■ INPUT ROWS

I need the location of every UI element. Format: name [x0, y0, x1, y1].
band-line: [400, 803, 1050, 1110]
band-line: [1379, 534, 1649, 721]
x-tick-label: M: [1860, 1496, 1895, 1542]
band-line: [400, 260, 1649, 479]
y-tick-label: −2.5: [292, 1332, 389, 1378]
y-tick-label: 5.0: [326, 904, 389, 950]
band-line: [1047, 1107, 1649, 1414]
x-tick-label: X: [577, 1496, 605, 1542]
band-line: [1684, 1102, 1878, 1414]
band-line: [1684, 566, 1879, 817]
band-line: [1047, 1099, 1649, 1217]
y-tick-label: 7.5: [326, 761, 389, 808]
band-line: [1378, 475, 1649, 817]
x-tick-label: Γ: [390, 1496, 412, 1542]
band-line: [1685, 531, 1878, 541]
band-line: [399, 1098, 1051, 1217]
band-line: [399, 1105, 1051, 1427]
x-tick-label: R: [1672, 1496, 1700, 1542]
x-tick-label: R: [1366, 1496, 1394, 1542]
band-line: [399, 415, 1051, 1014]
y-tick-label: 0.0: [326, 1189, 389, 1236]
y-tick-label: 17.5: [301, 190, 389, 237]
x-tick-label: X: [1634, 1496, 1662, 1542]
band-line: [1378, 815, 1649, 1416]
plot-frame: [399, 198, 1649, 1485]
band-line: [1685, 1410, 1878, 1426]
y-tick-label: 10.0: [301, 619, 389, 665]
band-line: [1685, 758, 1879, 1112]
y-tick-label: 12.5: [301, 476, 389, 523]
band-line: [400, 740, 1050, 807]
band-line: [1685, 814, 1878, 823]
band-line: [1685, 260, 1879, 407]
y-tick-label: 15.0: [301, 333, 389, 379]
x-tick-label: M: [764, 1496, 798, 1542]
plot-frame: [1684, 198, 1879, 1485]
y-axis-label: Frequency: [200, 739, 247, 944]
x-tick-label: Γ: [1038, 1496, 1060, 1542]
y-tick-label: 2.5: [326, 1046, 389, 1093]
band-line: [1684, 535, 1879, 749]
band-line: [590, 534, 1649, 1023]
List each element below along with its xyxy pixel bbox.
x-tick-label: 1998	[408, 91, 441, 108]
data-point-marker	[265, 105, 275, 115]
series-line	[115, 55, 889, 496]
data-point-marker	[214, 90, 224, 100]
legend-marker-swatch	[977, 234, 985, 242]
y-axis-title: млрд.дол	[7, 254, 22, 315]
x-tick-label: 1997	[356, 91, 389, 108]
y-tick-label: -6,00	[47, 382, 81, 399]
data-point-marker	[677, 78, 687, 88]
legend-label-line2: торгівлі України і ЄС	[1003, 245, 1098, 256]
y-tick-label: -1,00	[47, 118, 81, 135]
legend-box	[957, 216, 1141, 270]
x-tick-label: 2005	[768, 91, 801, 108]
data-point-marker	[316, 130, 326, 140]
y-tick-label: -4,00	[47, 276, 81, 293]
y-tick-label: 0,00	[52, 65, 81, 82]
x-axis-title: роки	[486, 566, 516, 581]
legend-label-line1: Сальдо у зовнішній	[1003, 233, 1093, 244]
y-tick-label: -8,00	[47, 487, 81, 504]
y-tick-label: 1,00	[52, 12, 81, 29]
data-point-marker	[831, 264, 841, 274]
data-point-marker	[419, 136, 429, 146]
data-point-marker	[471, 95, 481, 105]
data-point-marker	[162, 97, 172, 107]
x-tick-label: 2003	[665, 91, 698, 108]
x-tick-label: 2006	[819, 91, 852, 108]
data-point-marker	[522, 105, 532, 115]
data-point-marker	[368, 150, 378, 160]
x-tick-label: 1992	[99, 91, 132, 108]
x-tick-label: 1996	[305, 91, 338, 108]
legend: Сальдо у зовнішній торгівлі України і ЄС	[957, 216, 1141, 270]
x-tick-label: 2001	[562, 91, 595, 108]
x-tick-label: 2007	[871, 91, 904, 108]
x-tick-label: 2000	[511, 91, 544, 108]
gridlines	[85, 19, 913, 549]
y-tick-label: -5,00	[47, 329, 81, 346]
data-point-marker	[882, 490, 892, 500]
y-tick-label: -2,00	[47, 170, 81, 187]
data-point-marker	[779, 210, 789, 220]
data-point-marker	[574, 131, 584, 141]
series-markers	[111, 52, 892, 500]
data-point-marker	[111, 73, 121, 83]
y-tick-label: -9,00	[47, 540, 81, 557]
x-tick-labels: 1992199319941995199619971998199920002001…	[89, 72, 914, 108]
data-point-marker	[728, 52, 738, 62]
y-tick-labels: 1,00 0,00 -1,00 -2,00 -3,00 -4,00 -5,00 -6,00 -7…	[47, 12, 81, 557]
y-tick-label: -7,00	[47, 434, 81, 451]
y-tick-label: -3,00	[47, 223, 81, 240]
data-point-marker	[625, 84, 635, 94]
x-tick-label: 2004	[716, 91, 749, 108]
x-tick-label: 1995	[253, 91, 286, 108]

■ GOAL
Can you rewrite all of the records above, putting "point-marker" wherever "data-point-marker" appears and keeping everything else unchanged?

■ WRITTEN REPLY
I need the location of every UI element. Format: name [x0, y0, x1, y1].
band-line: [400, 803, 1050, 1110]
band-line: [1379, 534, 1649, 721]
x-tick-label: M: [1860, 1496, 1895, 1542]
band-line: [400, 260, 1649, 479]
y-tick-label: −2.5: [292, 1332, 389, 1378]
y-tick-label: 5.0: [326, 904, 389, 950]
band-line: [1047, 1107, 1649, 1414]
x-tick-label: X: [577, 1496, 605, 1542]
band-line: [1684, 1102, 1878, 1414]
band-line: [1684, 566, 1879, 817]
band-line: [1047, 1099, 1649, 1217]
y-tick-label: 7.5: [326, 761, 389, 808]
band-line: [1378, 475, 1649, 817]
x-tick-label: Γ: [390, 1496, 412, 1542]
band-line: [1685, 531, 1878, 541]
band-line: [399, 1098, 1051, 1217]
band-line: [399, 1105, 1051, 1427]
x-tick-label: R: [1672, 1496, 1700, 1542]
x-tick-label: R: [1366, 1496, 1394, 1542]
band-line: [399, 415, 1051, 1014]
y-tick-label: 0.0: [326, 1189, 389, 1236]
y-tick-label: 17.5: [301, 190, 389, 237]
x-tick-label: X: [1634, 1496, 1662, 1542]
band-line: [1378, 815, 1649, 1416]
plot-frame: [399, 198, 1649, 1485]
band-line: [1685, 1410, 1878, 1426]
y-tick-label: 10.0: [301, 619, 389, 665]
band-line: [1685, 758, 1879, 1112]
y-tick-label: 12.5: [301, 476, 389, 523]
band-line: [400, 740, 1050, 807]
band-line: [1685, 814, 1878, 823]
band-line: [1685, 260, 1879, 407]
y-tick-label: 15.0: [301, 333, 389, 379]
x-tick-label: M: [764, 1496, 798, 1542]
plot-frame: [1684, 198, 1879, 1485]
y-axis-label: Frequency: [200, 739, 247, 944]
x-tick-label: Γ: [1038, 1496, 1060, 1542]
y-tick-label: 2.5: [326, 1046, 389, 1093]
band-line: [1684, 535, 1879, 749]
band-line: [590, 534, 1649, 1023]
List each element below along with its xyxy pixel bbox.
x-tick-label: 1998	[408, 91, 441, 108]
point-marker	[265, 105, 275, 115]
series-line	[115, 55, 889, 496]
point-marker	[214, 90, 224, 100]
legend-marker-swatch	[977, 234, 985, 242]
y-axis-title: млрд.дол	[7, 254, 22, 315]
x-tick-label: 1997	[356, 91, 389, 108]
y-tick-label: -6,00	[47, 382, 81, 399]
point-marker	[677, 78, 687, 88]
legend-label-line2: торгівлі України і ЄС	[1003, 245, 1098, 256]
y-tick-label: -1,00	[47, 118, 81, 135]
legend-box	[957, 216, 1141, 270]
x-tick-label: 2005	[768, 91, 801, 108]
point-marker	[316, 130, 326, 140]
y-tick-label: -4,00	[47, 276, 81, 293]
y-tick-label: 0,00	[52, 65, 81, 82]
x-axis-title: роки	[486, 566, 516, 581]
legend-label-line1: Сальдо у зовнішній	[1003, 233, 1093, 244]
y-tick-label: -8,00	[47, 487, 81, 504]
y-tick-label: 1,00	[52, 12, 81, 29]
point-marker	[831, 264, 841, 274]
point-marker	[419, 136, 429, 146]
point-marker	[471, 95, 481, 105]
point-marker	[162, 97, 172, 107]
x-tick-label: 2003	[665, 91, 698, 108]
x-tick-label: 2006	[819, 91, 852, 108]
point-marker	[522, 105, 532, 115]
point-marker	[368, 150, 378, 160]
x-tick-label: 1992	[99, 91, 132, 108]
x-tick-label: 1996	[305, 91, 338, 108]
legend: Сальдо у зовнішній торгівлі України і ЄС	[957, 216, 1141, 270]
x-tick-label: 2001	[562, 91, 595, 108]
x-tick-label: 2007	[871, 91, 904, 108]
x-tick-label: 2000	[511, 91, 544, 108]
gridlines	[85, 19, 913, 549]
y-tick-label: -5,00	[47, 329, 81, 346]
point-marker	[882, 490, 892, 500]
y-tick-label: -2,00	[47, 170, 81, 187]
point-marker	[779, 210, 789, 220]
point-marker	[574, 131, 584, 141]
series-markers	[111, 52, 892, 500]
point-marker	[111, 73, 121, 83]
y-tick-label: -9,00	[47, 540, 81, 557]
x-tick-labels: 1992199319941995199619971998199920002001…	[89, 72, 914, 108]
point-marker	[728, 52, 738, 62]
y-tick-labels: 1,00 0,00 -1,00 -2,00 -3,00 -4,00 -5,00 -6,00 -7…	[47, 12, 81, 557]
y-tick-label: -7,00	[47, 434, 81, 451]
y-tick-label: -3,00	[47, 223, 81, 240]
point-marker	[625, 84, 635, 94]
x-tick-label: 2004	[716, 91, 749, 108]
x-tick-label: 1995	[253, 91, 286, 108]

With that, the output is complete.